AIM OF THE EXERCISE: Render the lines below as a JSON list of strings, one string per line, skipping any blank lines. Omit the pictures from your answer.

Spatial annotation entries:
----
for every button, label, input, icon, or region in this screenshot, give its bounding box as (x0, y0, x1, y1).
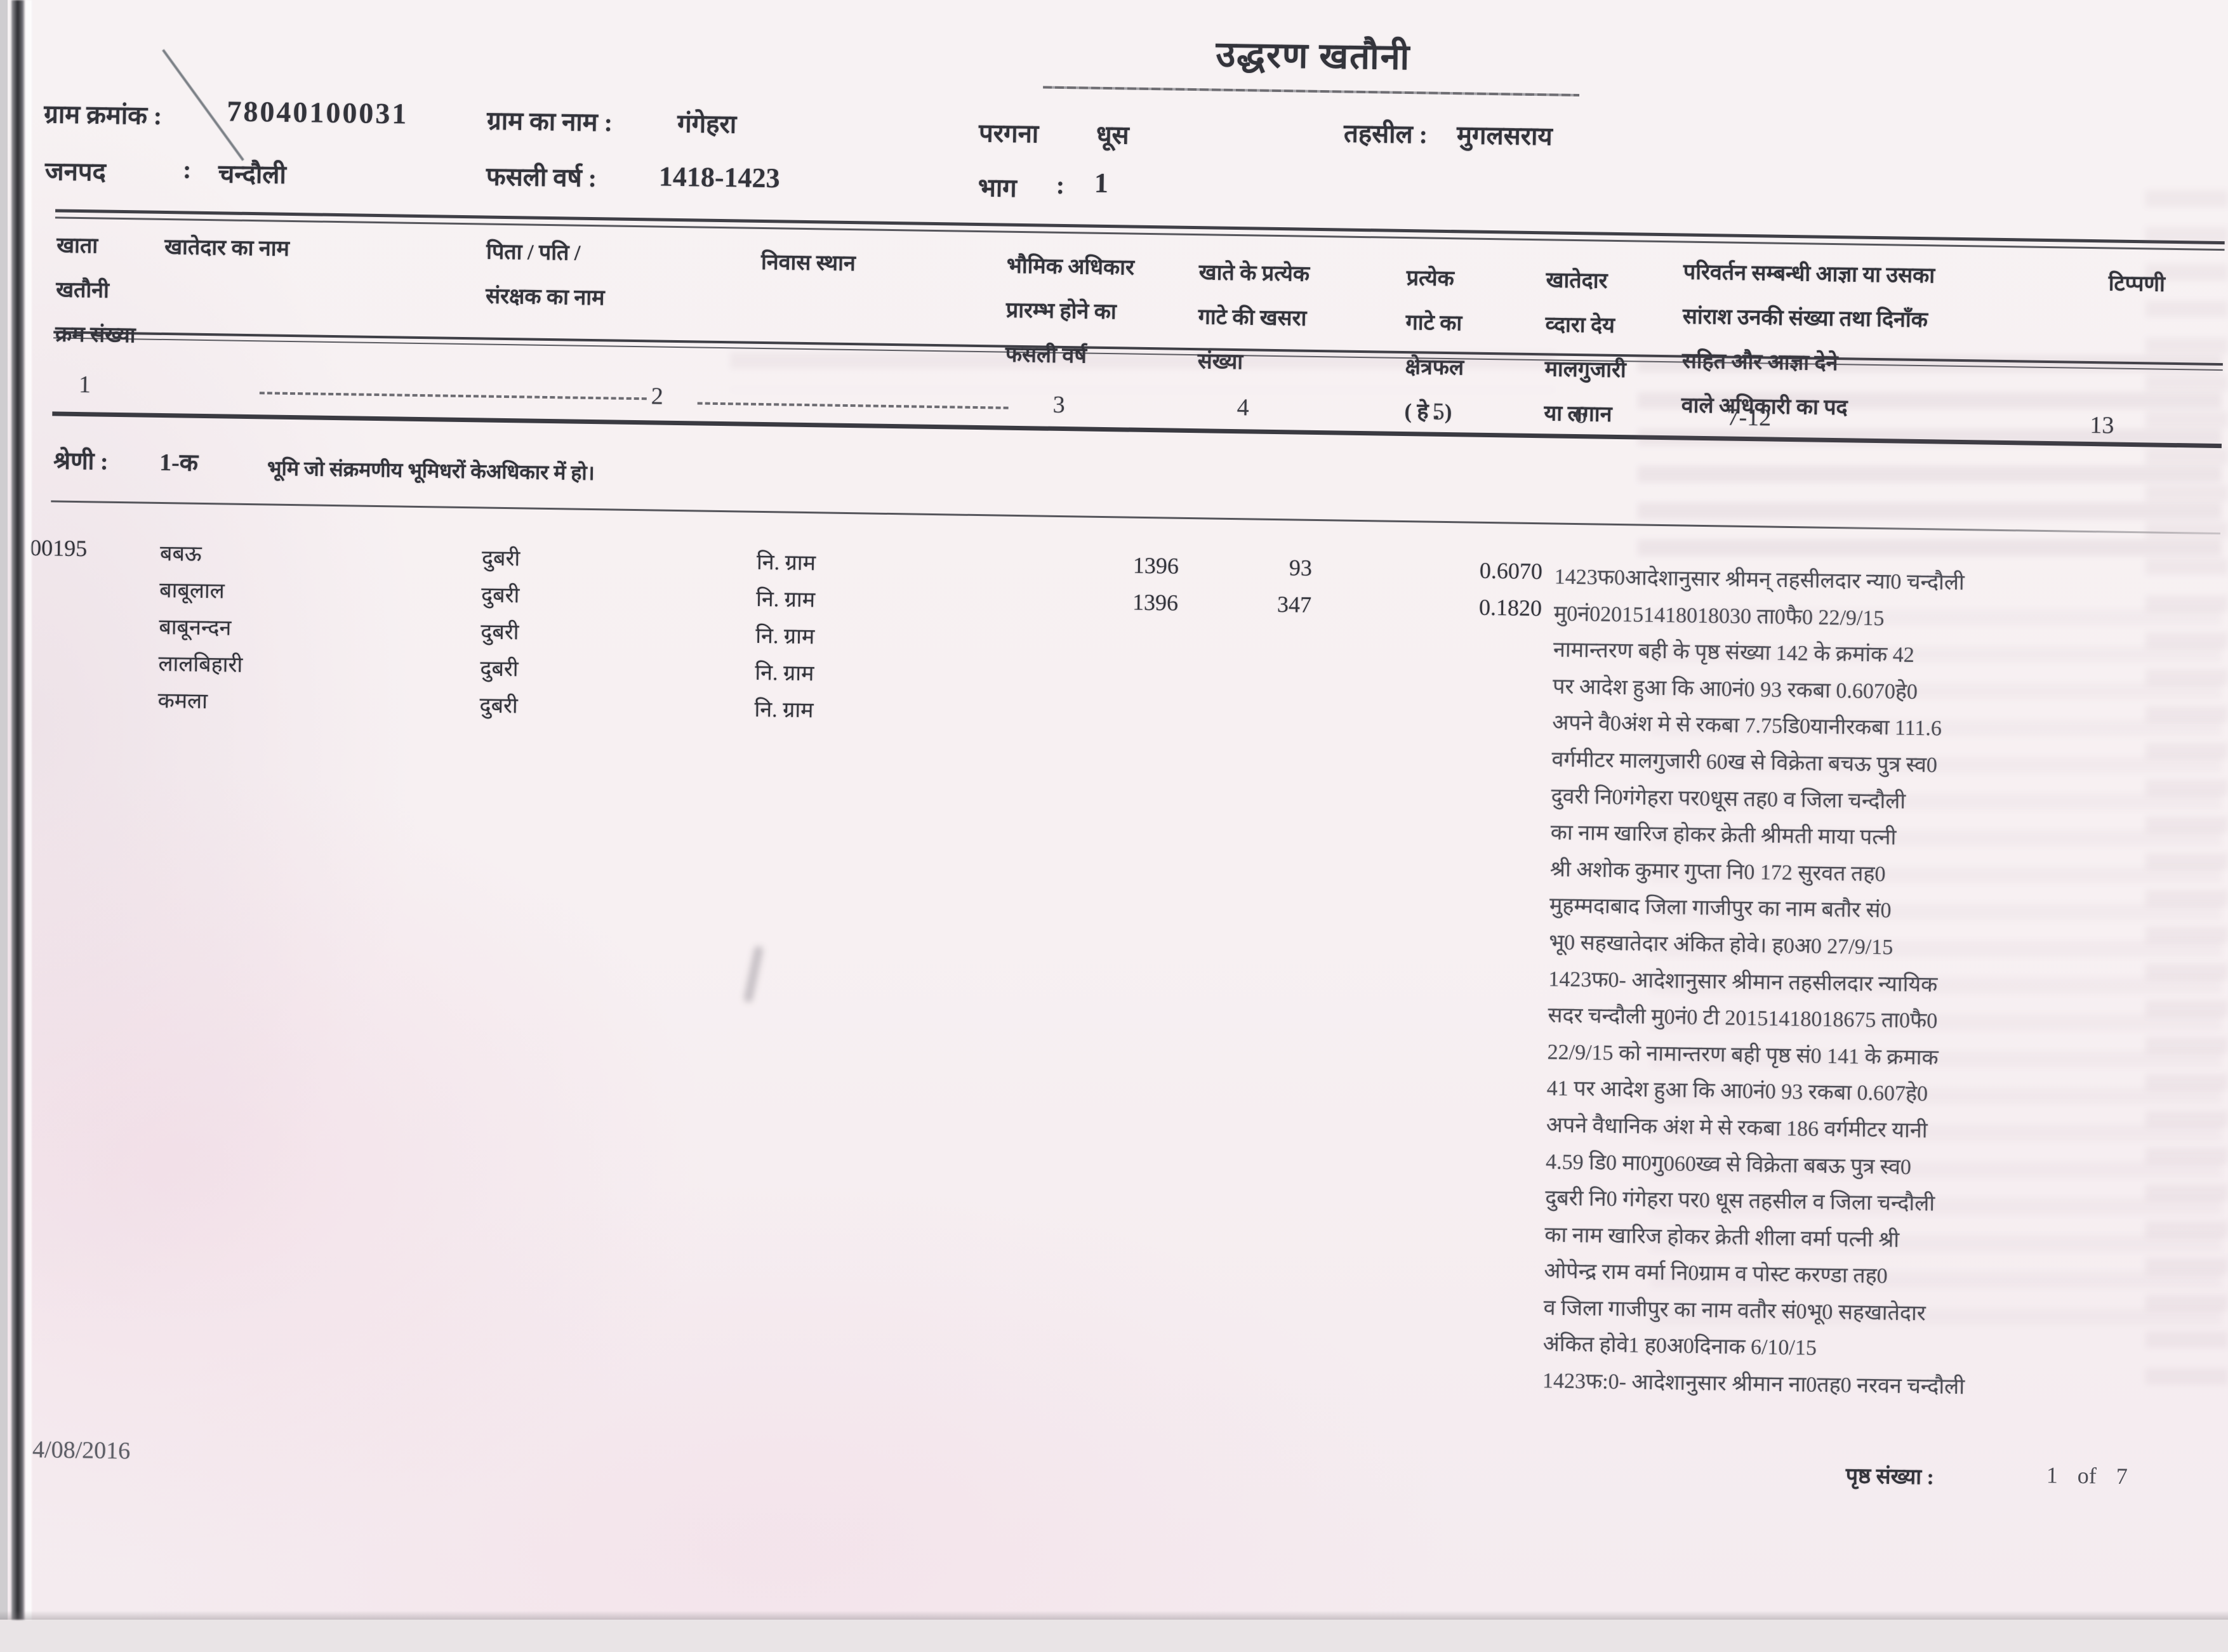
bleed-through-texture (1650, 609, 2222, 1339)
residence: नि. ग्राम (755, 587, 816, 612)
khatedar-name: कमला (157, 689, 208, 714)
district-value: चन्दौली (218, 159, 287, 189)
col-number-6: 6 (1574, 401, 1587, 429)
fasli-year-value: 1418-1423 (658, 161, 780, 194)
residence: नि. ग्राम (754, 697, 814, 723)
scan-edge-gap (25, 0, 32, 1620)
plot-area: 0.6070 (1479, 557, 1543, 585)
scan-bottom-shade (0, 1611, 2228, 1620)
bleed-through-texture (2145, 190, 2228, 1396)
col-number-2: 2 (651, 383, 664, 410)
bleed-through-texture (1638, 355, 2222, 565)
fasli-year-label: फसली वर्ष : (486, 162, 597, 193)
father-name: दुबरी (481, 583, 520, 608)
page-number-value: 1 of 7 (2046, 1462, 2128, 1490)
father-name: दुबरी (479, 694, 519, 718)
scan-edge-outer (0, 0, 8, 1620)
col-header-plot-area: प्रत्येक गाटे का क्षेत्रफल ( हे . ) (1404, 267, 1464, 425)
category-value: 1-क (159, 449, 199, 477)
col-header-father-name: पिता / पति / संरक्षक का नाम (485, 240, 605, 310)
page-title: उद्धरण खतौनी (1216, 35, 1411, 78)
tehsil-value: मुगलसराय (1456, 121, 1553, 151)
part-label: भाग (978, 173, 1018, 202)
pargana-label: परगना (978, 119, 1039, 149)
col-number-dash-left (259, 392, 647, 400)
scan-edge (11, 0, 25, 1620)
village-code-value: 78040100031 (227, 95, 409, 130)
village-name-value: गंगेहरा (677, 109, 737, 139)
district-label: जनपद (44, 157, 107, 187)
residence: नि. ग्राम (755, 661, 814, 686)
village-name-label: ग्राम का नाम : (486, 106, 613, 137)
tehsil-label: तहसील : (1343, 119, 1428, 149)
col-number-4: 4 (1237, 394, 1249, 421)
title-underline (1043, 86, 1580, 97)
father-name: दुबरी (481, 546, 521, 571)
part-value: 1 (1094, 167, 1109, 199)
page-number-label: पृष्ठ संख्या : (1845, 1464, 1935, 1490)
khatedar-name: बाबूलाल (159, 578, 225, 604)
khasra-number: 93 (1289, 555, 1313, 581)
col-number-dash-right (697, 402, 1009, 409)
khata-number: 00195 (29, 534, 88, 562)
print-date: 4/08/2016 (32, 1436, 131, 1465)
father-name: दुबरी (480, 657, 519, 682)
khatedar-name: बबऊ (159, 541, 202, 566)
district-colon: : (182, 155, 192, 184)
father-name: दुबरी (481, 620, 519, 645)
residence: नि. ग्राम (756, 550, 816, 576)
village-code-label: ग्राम क्रमांक : (44, 100, 162, 130)
khatedar-name: लालबिहारी (158, 652, 243, 677)
category-description: भूमि जो संक्रमणीय भूमिधरों केअधिकार में … (267, 456, 595, 485)
rights-start-year: 1396 (1132, 552, 1179, 579)
khasra-number: 347 (1276, 591, 1312, 618)
bleed-through-texture (730, 352, 1555, 390)
pargana-value: धूस (1096, 120, 1130, 150)
khatedar-name: बाबूनन्दन (159, 615, 232, 640)
plot-area: 0.1820 (1478, 594, 1542, 621)
col-number-1: 1 (78, 371, 91, 399)
part-colon: : (1056, 170, 1065, 200)
col-number-3: 3 (1052, 391, 1066, 419)
category-label: श्रेणी : (53, 447, 109, 475)
rights-start-year: 1396 (1132, 589, 1179, 616)
col-number-5: 5 (1432, 398, 1445, 425)
col-header-khatedar-name: खातेदार का नाम (164, 235, 290, 261)
residence: नि. ग्राम (755, 624, 815, 649)
col-header-residence: निवास स्थान (760, 250, 856, 276)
----
SOLUTION FOR THIS PROBLEM:
[
  "for every button, label, input, icon, or region in this screenshot, give its bounding box as (x0, y0, x1, y1).",
  "bleed-through-texture (1650, 609, 2222, 1339)",
  "residence: नि. ग्राम (755, 587, 816, 612)",
  "khatedar-name: कमला (157, 689, 208, 714)",
  "district-value: चन्दौली (218, 159, 287, 189)",
  "col-number-6: 6 (1574, 401, 1587, 429)",
  "fasli-year-value: 1418-1423 (658, 161, 780, 194)",
  "residence: नि. ग्राम (754, 697, 814, 723)",
  "scan-edge-gap (25, 0, 32, 1620)",
  "plot-area: 0.6070 (1479, 557, 1543, 585)",
  "scan-bottom-shade (0, 1611, 2228, 1620)",
  "bleed-through-texture (2145, 190, 2228, 1396)",
  "col-number-2: 2 (651, 383, 664, 410)",
  "bleed-through-texture (1638, 355, 2222, 565)",
  "fasli-year-label: फसली वर्ष : (486, 162, 597, 193)",
  "father-name: दुबरी (481, 583, 520, 608)",
  "page-number-value: 1 of 7 (2046, 1462, 2128, 1490)",
  "father-name: दुबरी (479, 694, 519, 718)",
  "scan-edge-outer (0, 0, 8, 1620)",
  "col-header-plot-area: प्रत्येक गाटे का क्षेत्रफल ( हे . ) (1404, 267, 1464, 425)",
  "category-value: 1-क (159, 449, 199, 477)",
  "col-header-father-name: पिता / पति / संरक्षक का नाम (485, 240, 605, 310)",
  "page-title: उद्धरण खतौनी (1216, 35, 1411, 78)",
  "tehsil-value: मुगलसराय (1456, 121, 1553, 151)",
  "part-label: भाग (978, 173, 1018, 202)",
  "pargana-label: परगना (978, 119, 1039, 149)",
  "col-number-dash-left (259, 392, 647, 400)",
  "scan-edge (11, 0, 25, 1620)",
  "village-code-value: 78040100031 (227, 95, 409, 130)",
  "village-name-value: गंगेहरा (677, 109, 737, 139)",
  "district-label: जनपद (44, 157, 107, 187)",
  "residence: नि. ग्राम (755, 661, 814, 686)",
  "village-name-label: ग्राम का नाम : (486, 106, 613, 137)",
  "tehsil-label: तहसील : (1343, 119, 1428, 149)",
  "col-number-4: 4 (1237, 394, 1249, 421)",
  "title-underline (1043, 86, 1580, 97)",
  "father-name: दुबरी (481, 546, 521, 571)",
  "part-value: 1 (1094, 167, 1109, 199)",
  "page-number-label: पृष्ठ संख्या : (1845, 1464, 1935, 1490)",
  "khatedar-name: बाबूलाल (159, 578, 225, 604)",
  "khasra-number: 93 (1289, 555, 1313, 581)",
  "col-number-dash-right (697, 402, 1009, 409)",
  "khata-number: 00195 (29, 534, 88, 562)",
  "print-date: 4/08/2016 (32, 1436, 131, 1465)",
  "father-name: दुबरी (480, 657, 519, 682)",
  "khatedar-name: बबऊ (159, 541, 202, 566)",
  "district-colon: : (182, 155, 192, 184)",
  "father-name: दुबरी (481, 620, 519, 645)",
  "residence: नि. ग्राम (756, 550, 816, 576)",
  "village-code-label: ग्राम क्रमांक : (44, 100, 162, 130)",
  "khatedar-name: लालबिहारी (158, 652, 243, 677)",
  "category-description: भूमि जो संक्रमणीय भूमिधरों केअधिकार में … (267, 456, 595, 485)",
  "rights-start-year: 1396 (1132, 552, 1179, 579)",
  "khasra-number: 347 (1276, 591, 1312, 618)",
  "bleed-through-texture (730, 352, 1555, 390)",
  "pargana-value: धूस (1096, 120, 1130, 150)",
  "khatedar-name: बाबूनन्दन (159, 615, 232, 640)",
  "plot-area: 0.1820 (1478, 594, 1542, 621)",
  "col-number-1: 1 (78, 371, 91, 399)",
  "part-colon: : (1056, 170, 1065, 200)",
  "col-number-3: 3 (1052, 391, 1066, 419)",
  "category-label: श्रेणी : (53, 447, 109, 475)",
  "rights-start-year: 1396 (1132, 589, 1179, 616)",
  "col-number-5: 5 (1432, 398, 1445, 425)",
  "col-header-khatedar-name: खातेदार का नाम (164, 235, 290, 261)",
  "residence: नि. ग्राम (755, 624, 815, 649)",
  "col-header-residence: निवास स्थान (760, 250, 856, 276)"
]